[Saved entries]
::::::::::

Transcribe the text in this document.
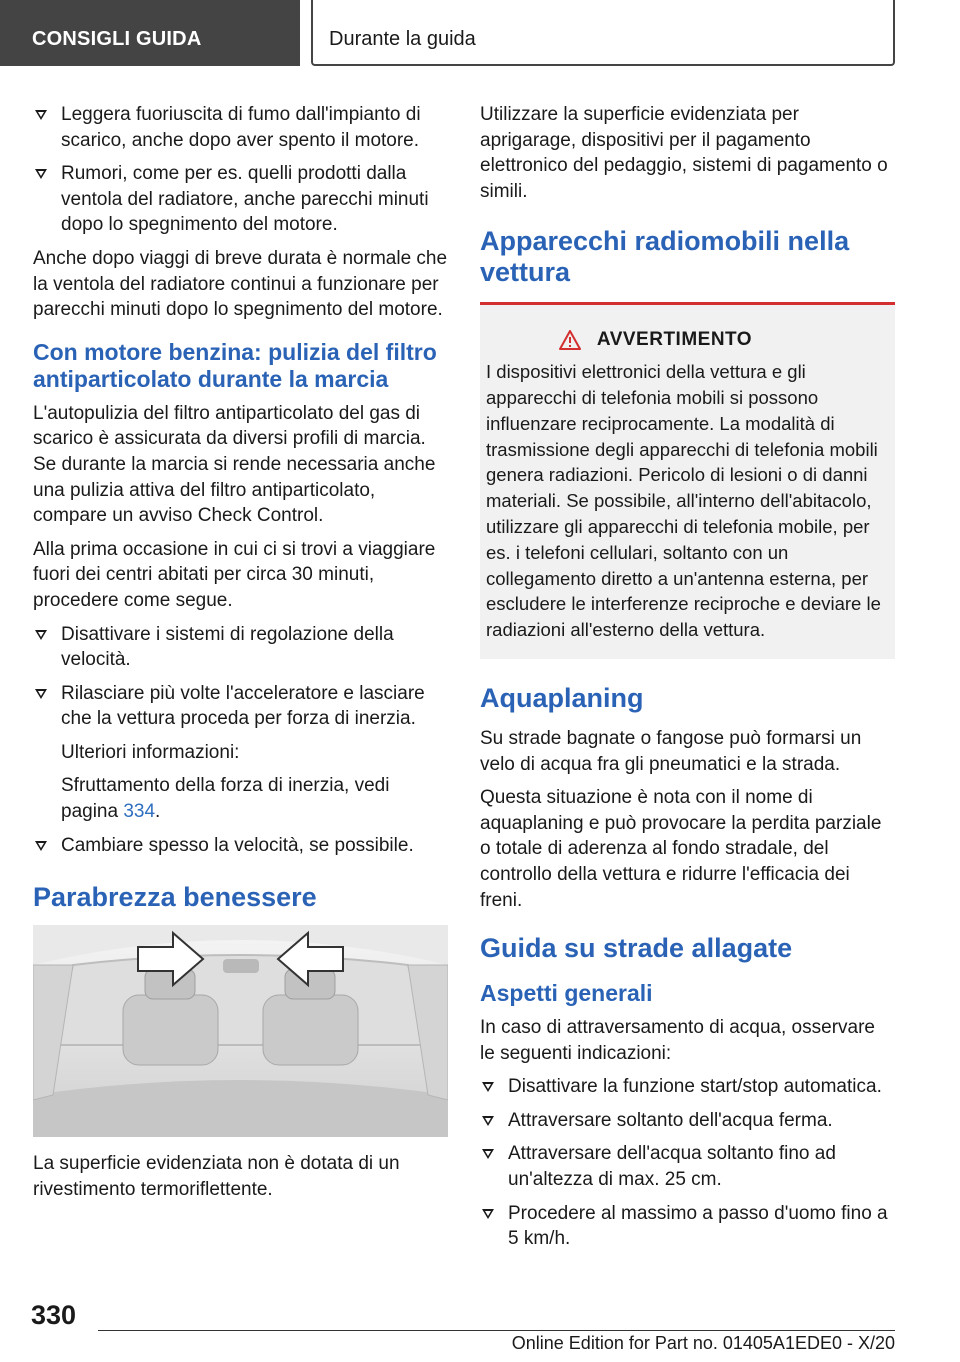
CONSIGLI GUIDA	Durante la guida
Leggera fuoriuscita di fumo dall'impianto di scarico, anche dopo aver spento il motore.
Rumori, come per es. quelli prodotti dalla ventola del radiatore, anche parecchi minuti dopo lo spegnimento del motore.

Anche dopo viaggi di breve durata è normale che la ventola del radiatore continui a funzionare per parecchi minuti dopo lo spegnimento del motore.

Con motore benzina: pulizia del filtro antiparticolato durante la marcia

L'autopulizia del filtro antiparticolato del gas di scarico è assicurata da diversi profili di marcia. Se durante la marcia si rende necessaria anche una pulizia attiva del filtro antiparticolato, compare un avviso Check Control.

Alla prima occasione in cui ci si trovi a viaggiare fuori dei centri abitati per circa 30 minuti, procedere come segue.

Disattivare i sistemi di regolazione della velocità.
Rilasciare più volte l'acceleratore e lasciare che la vettura proceda per forza di inerzia.
Ulteriori informazioni:
Sfruttamento della forza di inerzia, vedi pagina 334.
Cambiare spesso la velocità, se possibile.
Parabrezza benessere

La superficie evidenziata non è dotata di un rivestimento termoriflettente.

Utilizzare la superficie evidenziata per aprigarage, dispositivi per il pagamento elettronico del pedaggio, sistemi di pagamento o simili.

Apparecchi radiomobili nella vettura
AVVERTIMENTO
I dispositivi elettronici della vettura e gli apparecchi di telefonia mobili si possono influenzare reciprocamente. La modalità di trasmissione degli apparecchi di telefonia mobili genera radiazioni. Pericolo di lesioni o di danni materiali. Se possibile, all'interno dell'abitacolo, utilizzare gli apparecchi di telefonia mobile, per es. i telefoni cellulari, soltanto con un collegamento diretto a un'antenna esterna, per escludere le interferenze reciproche e deviare le radiazioni all'esterno della vettura.
Aquaplaning

Su strade bagnate o fangose può formarsi un velo di acqua fra gli pneumatici e la strada.

Questa situazione è nota con il nome di aquaplaning e può provocare la perdita parziale o totale di aderenza al fondo stradale, del controllo della vettura e ridurre l'efficacia dei freni.

Guida su strade allagate
Aspetti generali

In caso di attraversamento di acqua, osservare le seguenti indicazioni:

Disattivare la funzione start/stop automatica.
Attraversare soltanto dell'acqua ferma.
Attraversare dell'acqua soltanto fino ad un'altezza di max. 25 cm.
Procedere al massimo a passo d'uomo fino a 5 km/h.
330
Online Edition for Part no. 01405A1EDE0 - X/20
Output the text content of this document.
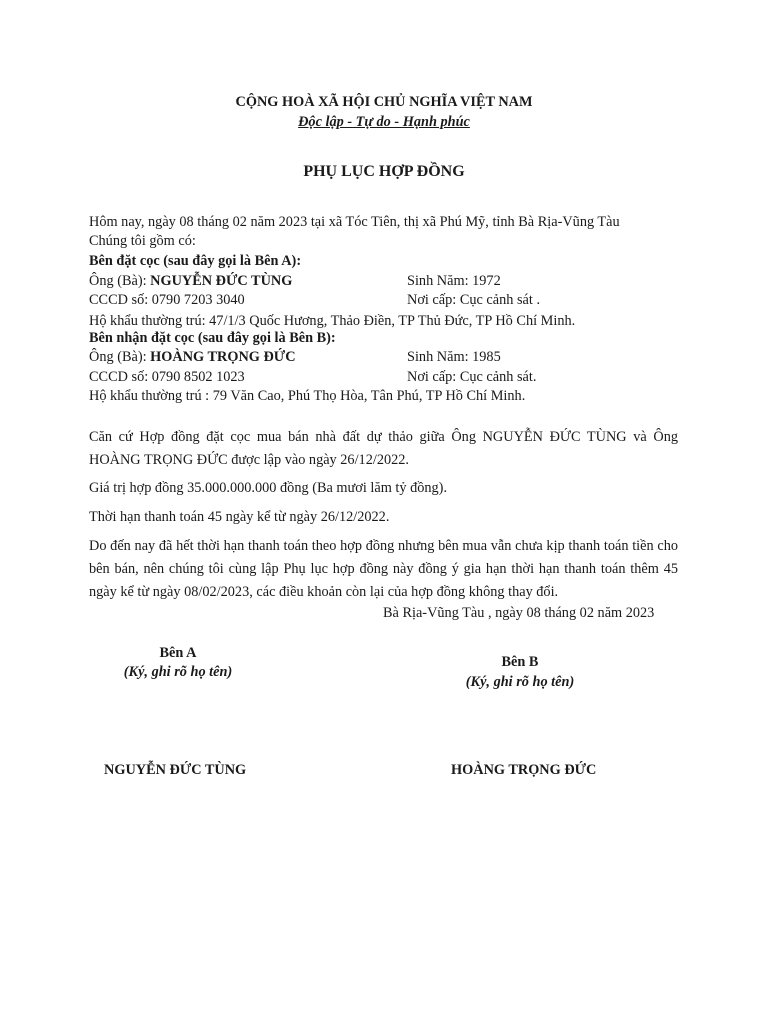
CỘNG HOÀ XÃ HỘI CHỦ NGHĨA VIỆT NAM
Độc lập - Tự do - Hạnh phúc
PHỤ LỤC HỢP ĐỒNG
Hôm nay, ngày 08 tháng 02 năm 2023 tại xã Tóc Tiên, thị xã Phú Mỹ, tỉnh Bà Rịa-Vũng Tàu
Chúng tôi gồm có:
Bên đặt cọc (sau đây gọi là Bên A):
Ông (Bà): NGUYỄN ĐỨC TÙNG	Sinh Năm: 1972
CCCD số: 0790 7203 3040	Nơi cấp: Cục cảnh sát .
Hộ khẩu thường trú: 47/1/3 Quốc Hương, Thảo Điền, TP Thủ Đức, TP Hồ Chí Minh.
Bên nhận đặt cọc (sau đây gọi là Bên B):
Ông (Bà): HOÀNG TRỌNG ĐỨC	Sinh Năm: 1985
CCCD số: 0790 8502 1023	Nơi cấp: Cục cảnh sát.
Hộ khẩu thường trú : 79 Văn Cao, Phú Thọ Hòa, Tân Phú, TP Hồ Chí Minh.
Căn cứ Hợp đồng đặt cọc mua bán nhà đất dự thảo giữa Ông NGUYỄN ĐỨC TÙNG và Ông HOÀNG TRỌNG ĐỨC được lập vào ngày 26/12/2022.
Giá trị hợp đồng 35.000.000.000 đồng (Ba mươi lăm tỷ đồng).
Thời hạn thanh toán 45 ngày kể từ ngày 26/12/2022.
Do đến nay đã hết thời hạn thanh toán theo hợp đồng nhưng bên mua vẫn chưa kịp thanh toán tiền cho bên bán, nên chúng tôi cùng lập Phụ lục hợp đồng này đồng ý gia hạn thời hạn thanh toán thêm 45 ngày kể từ ngày 08/02/2023, các điều khoản còn lại của hợp đồng không thay đổi.
Bà Rịa-Vũng Tàu , ngày 08 tháng 02 năm 2023
Bên A
(Ký, ghi rõ họ tên)
Bên B
(Ký, ghi rõ họ tên)
NGUYỄN ĐỨC TÙNG	HOÀNG TRỌNG ĐỨC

::::::::::

▶ Stated problem
Quote each record exactly as it stands, minus the pictures.

▶ Answer to the exercise
Transcribe the text in this document.
CONSIGLI GUIDA	Durante la guida
Leggera fuoriuscita di fumo dall'impianto di scarico, anche dopo aver spento il motore.
Rumori, come per es. quelli prodotti dalla ventola del radiatore, anche parecchi minuti dopo lo spegnimento del motore.

Anche dopo viaggi di breve durata è normale che la ventola del radiatore continui a funzionare per parecchi minuti dopo lo spegnimento del motore.

Con motore benzina: pulizia del filtro antiparticolato durante la marcia

L'autopulizia del filtro antiparticolato del gas di scarico è assicurata da diversi profili di marcia. Se durante la marcia si rende necessaria anche una pulizia attiva del filtro antiparticolato, compare un avviso Check Control.

Alla prima occasione in cui ci si trovi a viaggiare fuori dei centri abitati per circa 30 minuti, procedere come segue.

Disattivare i sistemi di regolazione della velocità.
Rilasciare più volte l'acceleratore e lasciare che la vettura proceda per forza di inerzia.
Ulteriori informazioni:
Sfruttamento della forza di inerzia, vedi pagina 334.
Cambiare spesso la velocità, se possibile.
Parabrezza benessere

La superficie evidenziata non è dotata di un rivestimento termoriflettente.

Utilizzare la superficie evidenziata per aprigarage, dispositivi per il pagamento elettronico del pedaggio, sistemi di pagamento o simili.

Apparecchi radiomobili nella vettura
AVVERTIMENTO
I dispositivi elettronici della vettura e gli apparecchi di telefonia mobili si possono influenzare reciprocamente. La modalità di trasmissione degli apparecchi di telefonia mobili genera radiazioni. Pericolo di lesioni o di danni materiali. Se possibile, all'interno dell'abitacolo, utilizzare gli apparecchi di telefonia mobile, per es. i telefoni cellulari, soltanto con un collegamento diretto a un'antenna esterna, per escludere le interferenze reciproche e deviare le radiazioni all'esterno della vettura.
Aquaplaning

Su strade bagnate o fangose può formarsi un velo di acqua fra gli pneumatici e la strada.

Questa situazione è nota con il nome di aquaplaning e può provocare la perdita parziale o totale di aderenza al fondo stradale, del controllo della vettura e ridurre l'efficacia dei freni.

Guida su strade allagate
Aspetti generali

In caso di attraversamento di acqua, osservare le seguenti indicazioni:

Disattivare la funzione start/stop automatica.
Attraversare soltanto dell'acqua ferma.
Attraversare dell'acqua soltanto fino ad un'altezza di max. 25 cm.
Procedere al massimo a passo d'uomo fino a 5 km/h.
330
Online Edition for Part no. 01405A1EDE0 - X/20
Output the text content of this document.
CỘNG HOÀ XÃ HỘI CHỦ NGHĨA VIỆT NAM
Độc lập - Tự do - Hạnh phúc
PHỤ LỤC HỢP ĐỒNG
Hôm nay, ngày 08 tháng 02 năm 2023 tại xã Tóc Tiên, thị xã Phú Mỹ, tỉnh Bà Rịa-Vũng Tàu
Chúng tôi gồm có:
Bên đặt cọc (sau đây gọi là Bên A):
Ông (Bà): NGUYỄN ĐỨC TÙNG	Sinh Năm: 1972
CCCD số: 0790 7203 3040	Nơi cấp: Cục cảnh sát .
Hộ khẩu thường trú: 47/1/3 Quốc Hương, Thảo Điền, TP Thủ Đức, TP Hồ Chí Minh.
Bên nhận đặt cọc (sau đây gọi là Bên B):
Ông (Bà): HOÀNG TRỌNG ĐỨC	Sinh Năm: 1985
CCCD số: 0790 8502 1023	Nơi cấp: Cục cảnh sát.
Hộ khẩu thường trú : 79 Văn Cao, Phú Thọ Hòa, Tân Phú, TP Hồ Chí Minh.
Căn cứ Hợp đồng đặt cọc mua bán nhà đất dự thảo giữa Ông NGUYỄN ĐỨC TÙNG và Ông HOÀNG TRỌNG ĐỨC được lập vào ngày 26/12/2022.
Giá trị hợp đồng 35.000.000.000 đồng (Ba mươi lăm tỷ đồng).
Thời hạn thanh toán 45 ngày kể từ ngày 26/12/2022.
Do đến nay đã hết thời hạn thanh toán theo hợp đồng nhưng bên mua vẫn chưa kịp thanh toán tiền cho bên bán, nên chúng tôi cùng lập Phụ lục hợp đồng này đồng ý gia hạn thời hạn thanh toán thêm 45 ngày kể từ ngày 08/02/2023, các điều khoản còn lại của hợp đồng không thay đổi.
Bà Rịa-Vũng Tàu , ngày 08 tháng 02 năm 2023
Bên A
(Ký, ghi rõ họ tên)
Bên B
(Ký, ghi rõ họ tên)
NGUYỄN ĐỨC TÙNG	HOÀNG TRỌNG ĐỨC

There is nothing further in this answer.